### [Job]
Gather the lines that hold the string "besluit".
───
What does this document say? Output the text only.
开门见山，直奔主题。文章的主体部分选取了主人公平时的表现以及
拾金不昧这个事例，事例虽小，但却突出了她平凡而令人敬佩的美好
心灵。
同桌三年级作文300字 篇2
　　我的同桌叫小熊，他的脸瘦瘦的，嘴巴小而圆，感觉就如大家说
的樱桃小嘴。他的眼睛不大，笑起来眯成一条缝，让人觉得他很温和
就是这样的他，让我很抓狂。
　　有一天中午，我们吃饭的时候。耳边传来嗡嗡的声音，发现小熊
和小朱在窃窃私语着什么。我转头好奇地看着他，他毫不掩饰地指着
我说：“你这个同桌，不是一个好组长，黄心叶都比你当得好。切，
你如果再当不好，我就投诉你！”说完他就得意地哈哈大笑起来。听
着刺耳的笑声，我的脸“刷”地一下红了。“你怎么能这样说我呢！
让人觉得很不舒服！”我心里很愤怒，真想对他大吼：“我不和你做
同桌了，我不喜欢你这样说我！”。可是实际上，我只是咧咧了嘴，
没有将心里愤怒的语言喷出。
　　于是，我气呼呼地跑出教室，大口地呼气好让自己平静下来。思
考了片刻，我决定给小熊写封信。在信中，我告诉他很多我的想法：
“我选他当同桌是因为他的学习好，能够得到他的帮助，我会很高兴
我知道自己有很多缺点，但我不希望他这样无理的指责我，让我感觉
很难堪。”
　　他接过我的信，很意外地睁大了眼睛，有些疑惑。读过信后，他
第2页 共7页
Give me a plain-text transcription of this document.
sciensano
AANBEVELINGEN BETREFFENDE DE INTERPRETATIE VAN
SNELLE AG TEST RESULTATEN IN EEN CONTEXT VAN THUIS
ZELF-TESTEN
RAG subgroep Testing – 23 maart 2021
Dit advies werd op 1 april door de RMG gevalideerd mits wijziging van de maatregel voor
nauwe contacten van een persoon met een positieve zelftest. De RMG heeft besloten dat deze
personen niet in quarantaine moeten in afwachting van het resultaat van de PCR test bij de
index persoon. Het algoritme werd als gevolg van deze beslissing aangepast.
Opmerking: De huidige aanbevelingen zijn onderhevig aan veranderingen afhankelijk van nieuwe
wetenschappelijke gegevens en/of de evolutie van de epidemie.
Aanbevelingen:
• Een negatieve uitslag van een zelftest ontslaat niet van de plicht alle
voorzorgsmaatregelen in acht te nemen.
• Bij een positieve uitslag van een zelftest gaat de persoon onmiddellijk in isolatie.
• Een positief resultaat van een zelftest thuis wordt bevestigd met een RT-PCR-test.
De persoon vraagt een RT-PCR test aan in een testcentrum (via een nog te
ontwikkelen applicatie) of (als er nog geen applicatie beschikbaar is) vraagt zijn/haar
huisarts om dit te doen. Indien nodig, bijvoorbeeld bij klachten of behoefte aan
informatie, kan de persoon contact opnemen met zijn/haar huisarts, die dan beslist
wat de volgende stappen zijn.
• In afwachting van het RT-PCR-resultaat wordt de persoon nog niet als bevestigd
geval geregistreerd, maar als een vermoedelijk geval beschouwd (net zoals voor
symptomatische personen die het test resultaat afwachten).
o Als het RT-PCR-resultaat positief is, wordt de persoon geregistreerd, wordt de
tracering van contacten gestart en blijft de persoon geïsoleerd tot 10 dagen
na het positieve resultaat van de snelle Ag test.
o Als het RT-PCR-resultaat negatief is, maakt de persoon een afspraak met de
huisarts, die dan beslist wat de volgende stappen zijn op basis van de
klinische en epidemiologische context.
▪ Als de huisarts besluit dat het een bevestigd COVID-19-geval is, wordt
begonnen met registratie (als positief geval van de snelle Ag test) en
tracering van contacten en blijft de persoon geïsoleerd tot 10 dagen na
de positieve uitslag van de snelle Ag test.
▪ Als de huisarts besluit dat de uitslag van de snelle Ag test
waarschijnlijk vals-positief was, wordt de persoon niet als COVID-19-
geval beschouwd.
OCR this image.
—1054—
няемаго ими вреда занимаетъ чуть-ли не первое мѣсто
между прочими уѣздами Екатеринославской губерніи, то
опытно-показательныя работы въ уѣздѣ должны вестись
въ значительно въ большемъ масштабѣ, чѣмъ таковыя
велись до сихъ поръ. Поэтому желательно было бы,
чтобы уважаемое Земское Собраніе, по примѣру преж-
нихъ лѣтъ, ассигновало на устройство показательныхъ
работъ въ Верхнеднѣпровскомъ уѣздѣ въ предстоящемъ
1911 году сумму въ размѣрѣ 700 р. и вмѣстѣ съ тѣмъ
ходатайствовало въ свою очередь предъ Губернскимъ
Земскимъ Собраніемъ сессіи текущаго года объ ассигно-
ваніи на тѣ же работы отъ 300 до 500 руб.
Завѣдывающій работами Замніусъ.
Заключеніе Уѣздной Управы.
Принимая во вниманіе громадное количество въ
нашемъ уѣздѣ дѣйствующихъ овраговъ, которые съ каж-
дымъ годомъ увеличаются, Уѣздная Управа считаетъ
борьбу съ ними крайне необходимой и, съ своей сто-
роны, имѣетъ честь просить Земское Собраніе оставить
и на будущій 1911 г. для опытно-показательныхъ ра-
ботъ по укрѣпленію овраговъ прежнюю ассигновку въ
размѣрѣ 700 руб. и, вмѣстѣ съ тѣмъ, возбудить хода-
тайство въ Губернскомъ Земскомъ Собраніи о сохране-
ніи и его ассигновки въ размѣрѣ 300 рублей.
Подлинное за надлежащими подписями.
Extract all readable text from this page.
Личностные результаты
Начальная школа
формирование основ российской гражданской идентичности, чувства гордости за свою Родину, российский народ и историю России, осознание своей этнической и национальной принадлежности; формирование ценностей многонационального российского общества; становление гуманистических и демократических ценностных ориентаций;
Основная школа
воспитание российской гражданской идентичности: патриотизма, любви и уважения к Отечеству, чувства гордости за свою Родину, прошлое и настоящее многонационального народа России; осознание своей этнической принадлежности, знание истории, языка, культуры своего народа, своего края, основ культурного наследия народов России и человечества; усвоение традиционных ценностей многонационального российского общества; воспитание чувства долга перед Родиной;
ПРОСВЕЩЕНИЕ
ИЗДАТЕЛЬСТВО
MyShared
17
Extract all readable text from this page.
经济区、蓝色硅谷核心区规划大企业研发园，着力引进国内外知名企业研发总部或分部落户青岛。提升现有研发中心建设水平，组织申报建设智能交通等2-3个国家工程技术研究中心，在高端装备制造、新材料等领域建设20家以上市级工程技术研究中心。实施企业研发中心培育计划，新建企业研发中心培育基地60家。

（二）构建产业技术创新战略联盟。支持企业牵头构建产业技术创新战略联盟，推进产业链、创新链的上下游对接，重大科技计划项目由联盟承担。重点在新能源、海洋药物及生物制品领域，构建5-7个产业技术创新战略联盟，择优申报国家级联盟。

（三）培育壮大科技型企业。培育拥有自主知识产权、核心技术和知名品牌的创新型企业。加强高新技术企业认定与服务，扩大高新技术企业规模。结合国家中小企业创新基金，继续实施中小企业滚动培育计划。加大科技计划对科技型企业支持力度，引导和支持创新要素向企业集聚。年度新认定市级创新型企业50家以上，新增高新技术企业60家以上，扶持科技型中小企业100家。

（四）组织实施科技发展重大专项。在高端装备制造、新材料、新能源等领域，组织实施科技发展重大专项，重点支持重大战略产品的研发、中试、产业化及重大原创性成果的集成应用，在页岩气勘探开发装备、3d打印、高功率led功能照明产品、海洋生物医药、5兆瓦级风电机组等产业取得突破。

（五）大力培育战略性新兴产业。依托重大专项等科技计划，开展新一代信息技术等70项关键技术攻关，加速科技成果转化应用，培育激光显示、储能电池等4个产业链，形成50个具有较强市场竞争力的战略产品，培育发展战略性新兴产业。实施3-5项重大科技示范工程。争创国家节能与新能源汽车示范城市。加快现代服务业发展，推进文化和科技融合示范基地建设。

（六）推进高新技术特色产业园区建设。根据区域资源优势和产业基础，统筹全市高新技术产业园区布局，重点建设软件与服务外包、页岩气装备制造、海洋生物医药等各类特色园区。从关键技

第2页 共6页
───
### [The reply]
▪ Als de huisarts besluit dat het een bevestigd COVID-19-geval is, wordt
▪ Als de huisarts besluit dat de uitslag van de snelle Ag test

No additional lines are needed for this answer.